▶ _Goal_: Print the complete set of entries exactly.

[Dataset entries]

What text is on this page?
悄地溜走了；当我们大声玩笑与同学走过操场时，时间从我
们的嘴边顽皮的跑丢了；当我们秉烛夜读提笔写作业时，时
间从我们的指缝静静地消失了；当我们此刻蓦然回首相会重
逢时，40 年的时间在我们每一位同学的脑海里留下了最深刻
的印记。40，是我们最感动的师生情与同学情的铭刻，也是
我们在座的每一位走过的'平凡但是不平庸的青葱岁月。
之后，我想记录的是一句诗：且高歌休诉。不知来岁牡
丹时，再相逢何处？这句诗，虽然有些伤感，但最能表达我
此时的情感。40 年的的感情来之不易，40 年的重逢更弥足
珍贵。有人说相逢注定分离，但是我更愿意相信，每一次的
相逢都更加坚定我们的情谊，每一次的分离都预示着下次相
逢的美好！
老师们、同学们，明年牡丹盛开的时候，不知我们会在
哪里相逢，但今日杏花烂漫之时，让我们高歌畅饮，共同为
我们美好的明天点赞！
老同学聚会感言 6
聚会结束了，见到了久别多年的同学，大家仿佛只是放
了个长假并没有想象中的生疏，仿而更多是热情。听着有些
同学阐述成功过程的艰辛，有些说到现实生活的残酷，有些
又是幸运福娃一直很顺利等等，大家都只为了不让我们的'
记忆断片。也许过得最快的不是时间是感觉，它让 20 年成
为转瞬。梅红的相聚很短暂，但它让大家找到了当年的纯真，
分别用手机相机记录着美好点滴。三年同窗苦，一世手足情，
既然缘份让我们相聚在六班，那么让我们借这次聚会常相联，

▶ _The response_:
What text is on this page?
悄地溜走了；当我们大声玩笑与同学走过操场时，时间从我
们的嘴边顽皮的跑丢了；当我们秉烛夜读提笔写作业时，时
间从我们的指缝静静地消失了；当我们此刻蓦然回首相会重
逢时，40 年的时间在我们每一位同学的脑海里留下了最深刻
的印记。40，是我们最感动的师生情与同学情的铭刻，也是
我们在座的每一位走过的'平凡但是不平庸的青葱岁月。
之后，我想记录的是一句诗：且高歌休诉。不知来岁牡
丹时，再相逢何处？这句诗，虽然有些伤感，但最能表达我
此时的情感。40 年的的感情来之不易，40 年的重逢更弥足
珍贵。有人说相逢注定分离，但是我更愿意相信，每一次的
相逢都更加坚定我们的情谊，每一次的分离都预示着下次相
逢的美好！
老师们、同学们，明年牡丹盛开的时候，不知我们会在
哪里相逢，但今日杏花烂漫之时，让我们高歌畅饮，共同为
我们美好的明天点赞！
老同学聚会感言 6
聚会结束了，见到了久别多年的同学，大家仿佛只是放
了个长假并没有想象中的生疏，仿而更多是热情。听着有些
同学阐述成功过程的艰辛，有些说到现实生活的残酷，有些
又是幸运福娃一直很顺利等等，大家都只为了不让我们的'
记忆断片。也许过得最快的不是时间是感觉，它让 20 年成
为转瞬。梅红的相聚很短暂，但它让大家找到了当年的纯真，
分别用手机相机记录着美好点滴。三年同窗苦，一世手足情，
既然缘份让我们相聚在六班，那么让我们借这次聚会常相联，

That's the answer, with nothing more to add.